== Work task ==
Each record must be repeated exactly as it stands.

::: Input data :::

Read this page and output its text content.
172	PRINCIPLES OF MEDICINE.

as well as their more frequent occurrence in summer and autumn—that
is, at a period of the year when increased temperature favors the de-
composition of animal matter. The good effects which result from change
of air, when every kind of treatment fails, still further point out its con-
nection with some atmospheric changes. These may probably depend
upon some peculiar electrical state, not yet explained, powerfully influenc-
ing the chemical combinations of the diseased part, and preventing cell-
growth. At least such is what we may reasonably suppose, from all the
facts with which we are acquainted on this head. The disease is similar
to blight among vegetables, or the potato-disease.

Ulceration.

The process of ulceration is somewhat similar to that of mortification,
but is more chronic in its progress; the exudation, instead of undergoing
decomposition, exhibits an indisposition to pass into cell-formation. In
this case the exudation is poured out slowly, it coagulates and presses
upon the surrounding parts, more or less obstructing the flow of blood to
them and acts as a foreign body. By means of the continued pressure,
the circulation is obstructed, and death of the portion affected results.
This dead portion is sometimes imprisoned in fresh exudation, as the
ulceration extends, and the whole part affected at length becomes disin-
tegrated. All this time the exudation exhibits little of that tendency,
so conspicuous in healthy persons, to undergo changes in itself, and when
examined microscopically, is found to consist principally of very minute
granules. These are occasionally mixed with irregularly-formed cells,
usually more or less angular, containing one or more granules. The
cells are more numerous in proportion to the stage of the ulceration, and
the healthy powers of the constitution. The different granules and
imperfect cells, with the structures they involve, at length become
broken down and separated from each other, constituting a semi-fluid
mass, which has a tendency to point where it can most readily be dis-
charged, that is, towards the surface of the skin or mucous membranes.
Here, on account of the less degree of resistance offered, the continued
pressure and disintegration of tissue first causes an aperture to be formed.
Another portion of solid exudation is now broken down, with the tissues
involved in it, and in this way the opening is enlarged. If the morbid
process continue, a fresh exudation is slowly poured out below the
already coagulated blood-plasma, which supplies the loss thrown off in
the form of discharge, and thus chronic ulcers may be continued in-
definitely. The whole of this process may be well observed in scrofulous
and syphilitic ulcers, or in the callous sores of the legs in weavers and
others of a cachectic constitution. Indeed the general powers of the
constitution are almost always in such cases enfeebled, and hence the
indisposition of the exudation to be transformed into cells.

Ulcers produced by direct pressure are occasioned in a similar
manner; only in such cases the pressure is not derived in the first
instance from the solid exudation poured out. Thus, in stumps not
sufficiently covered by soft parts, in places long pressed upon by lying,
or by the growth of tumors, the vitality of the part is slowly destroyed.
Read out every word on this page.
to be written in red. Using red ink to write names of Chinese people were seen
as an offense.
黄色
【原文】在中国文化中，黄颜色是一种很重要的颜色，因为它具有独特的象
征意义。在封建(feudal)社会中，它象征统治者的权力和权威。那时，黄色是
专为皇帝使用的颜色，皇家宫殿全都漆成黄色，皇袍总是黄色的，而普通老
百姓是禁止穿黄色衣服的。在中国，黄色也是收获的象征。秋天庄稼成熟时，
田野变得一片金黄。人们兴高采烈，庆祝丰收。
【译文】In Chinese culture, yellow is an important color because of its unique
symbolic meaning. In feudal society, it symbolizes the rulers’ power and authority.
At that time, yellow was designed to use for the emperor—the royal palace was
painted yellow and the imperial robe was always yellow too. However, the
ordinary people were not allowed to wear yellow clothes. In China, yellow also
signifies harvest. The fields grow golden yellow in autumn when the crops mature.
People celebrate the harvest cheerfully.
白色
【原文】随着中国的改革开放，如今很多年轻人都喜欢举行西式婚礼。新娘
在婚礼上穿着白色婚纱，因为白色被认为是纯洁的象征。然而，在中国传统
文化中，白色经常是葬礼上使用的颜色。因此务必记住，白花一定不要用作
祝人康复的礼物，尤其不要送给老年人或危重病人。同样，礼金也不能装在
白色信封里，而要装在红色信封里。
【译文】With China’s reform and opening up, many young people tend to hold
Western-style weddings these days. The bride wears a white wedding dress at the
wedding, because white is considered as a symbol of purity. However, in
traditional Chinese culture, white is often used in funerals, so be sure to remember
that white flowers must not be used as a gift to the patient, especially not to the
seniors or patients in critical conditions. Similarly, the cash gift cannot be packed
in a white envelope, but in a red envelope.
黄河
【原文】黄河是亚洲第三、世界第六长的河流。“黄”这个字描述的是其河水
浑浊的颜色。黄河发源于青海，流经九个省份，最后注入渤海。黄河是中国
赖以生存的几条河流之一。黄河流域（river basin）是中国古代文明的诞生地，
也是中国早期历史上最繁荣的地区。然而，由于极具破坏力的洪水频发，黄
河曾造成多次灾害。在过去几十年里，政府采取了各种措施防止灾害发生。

:::

== The completed task ==
Read this page and output its text content.
172	PRINCIPLES OF MEDICINE.

as well as their more frequent occurrence in summer and autumn—that
is, at a period of the year when increased temperature favors the de-
composition of animal matter. The good effects which result from change
of air, when every kind of treatment fails, still further point out its con-
nection with some atmospheric changes. These may probably depend
upon some peculiar electrical state, not yet explained, powerfully influenc-
ing the chemical combinations of the diseased part, and preventing cell-
growth. At least such is what we may reasonably suppose, from all the
facts with which we are acquainted on this head. The disease is similar
to blight among vegetables, or the potato-disease.

Ulceration.

The process of ulceration is somewhat similar to that of mortification,
but is more chronic in its progress; the exudation, instead of undergoing
decomposition, exhibits an indisposition to pass into cell-formation. In
this case the exudation is poured out slowly, it coagulates and presses
upon the surrounding parts, more or less obstructing the flow of blood to
them and acts as a foreign body. By means of the continued pressure,
the circulation is obstructed, and death of the portion affected results.
This dead portion is sometimes imprisoned in fresh exudation, as the
ulceration extends, and the whole part affected at length becomes disin-
tegrated. All this time the exudation exhibits little of that tendency,
so conspicuous in healthy persons, to undergo changes in itself, and when
examined microscopically, is found to consist principally of very minute
granules. These are occasionally mixed with irregularly-formed cells,
usually more or less angular, containing one or more granules. The
cells are more numerous in proportion to the stage of the ulceration, and
the healthy powers of the constitution. The different granules and
imperfect cells, with the structures they involve, at length become
broken down and separated from each other, constituting a semi-fluid
mass, which has a tendency to point where it can most readily be dis-
charged, that is, towards the surface of the skin or mucous membranes.
Here, on account of the less degree of resistance offered, the continued
pressure and disintegration of tissue first causes an aperture to be formed.
Another portion of solid exudation is now broken down, with the tissues
involved in it, and in this way the opening is enlarged. If the morbid
process continue, a fresh exudation is slowly poured out below the
already coagulated blood-plasma, which supplies the loss thrown off in
the form of discharge, and thus chronic ulcers may be continued in-
definitely. The whole of this process may be well observed in scrofulous
and syphilitic ulcers, or in the callous sores of the legs in weavers and
others of a cachectic constitution. Indeed the general powers of the
constitution are almost always in such cases enfeebled, and hence the
indisposition of the exudation to be transformed into cells.

Ulcers produced by direct pressure are occasioned in a similar
manner; only in such cases the pressure is not derived in the first
instance from the solid exudation poured out. Thus, in stumps not
sufficiently covered by soft parts, in places long pressed upon by lying,
or by the growth of tumors, the vitality of the part is slowly destroyed.
Read out every word on this page.
to be written in red. Using red ink to write names of Chinese people were seen
as an offense.
黄色
【原文】在中国文化中，黄颜色是一种很重要的颜色，因为它具有独特的象
征意义。在封建(feudal)社会中，它象征统治者的权力和权威。那时，黄色是
专为皇帝使用的颜色，皇家宫殿全都漆成黄色，皇袍总是黄色的，而普通老
百姓是禁止穿黄色衣服的。在中国，黄色也是收获的象征。秋天庄稼成熟时，
田野变得一片金黄。人们兴高采烈，庆祝丰收。
【译文】In Chinese culture, yellow is an important color because of its unique
symbolic meaning. In feudal society, it symbolizes the rulers’ power and authority.
At that time, yellow was designed to use for the emperor—the royal palace was
painted yellow and the imperial robe was always yellow too. However, the
ordinary people were not allowed to wear yellow clothes. In China, yellow also
signifies harvest. The fields grow golden yellow in autumn when the crops mature.
People celebrate the harvest cheerfully.
白色
【原文】随着中国的改革开放，如今很多年轻人都喜欢举行西式婚礼。新娘
在婚礼上穿着白色婚纱，因为白色被认为是纯洁的象征。然而，在中国传统
文化中，白色经常是葬礼上使用的颜色。因此务必记住，白花一定不要用作
祝人康复的礼物，尤其不要送给老年人或危重病人。同样，礼金也不能装在
白色信封里，而要装在红色信封里。
【译文】With China’s reform and opening up, many young people tend to hold
Western-style weddings these days. The bride wears a white wedding dress at the
wedding, because white is considered as a symbol of purity. However, in
traditional Chinese culture, white is often used in funerals, so be sure to remember
that white flowers must not be used as a gift to the patient, especially not to the
seniors or patients in critical conditions. Similarly, the cash gift cannot be packed
in a white envelope, but in a red envelope.
黄河
【原文】黄河是亚洲第三、世界第六长的河流。“黄”这个字描述的是其河水
浑浊的颜色。黄河发源于青海，流经九个省份，最后注入渤海。黄河是中国
赖以生存的几条河流之一。黄河流域（river basin）是中国古代文明的诞生地，
也是中国早期历史上最繁荣的地区。然而，由于极具破坏力的洪水频发，黄
河曾造成多次灾害。在过去几十年里，政府采取了各种措施防止灾害发生。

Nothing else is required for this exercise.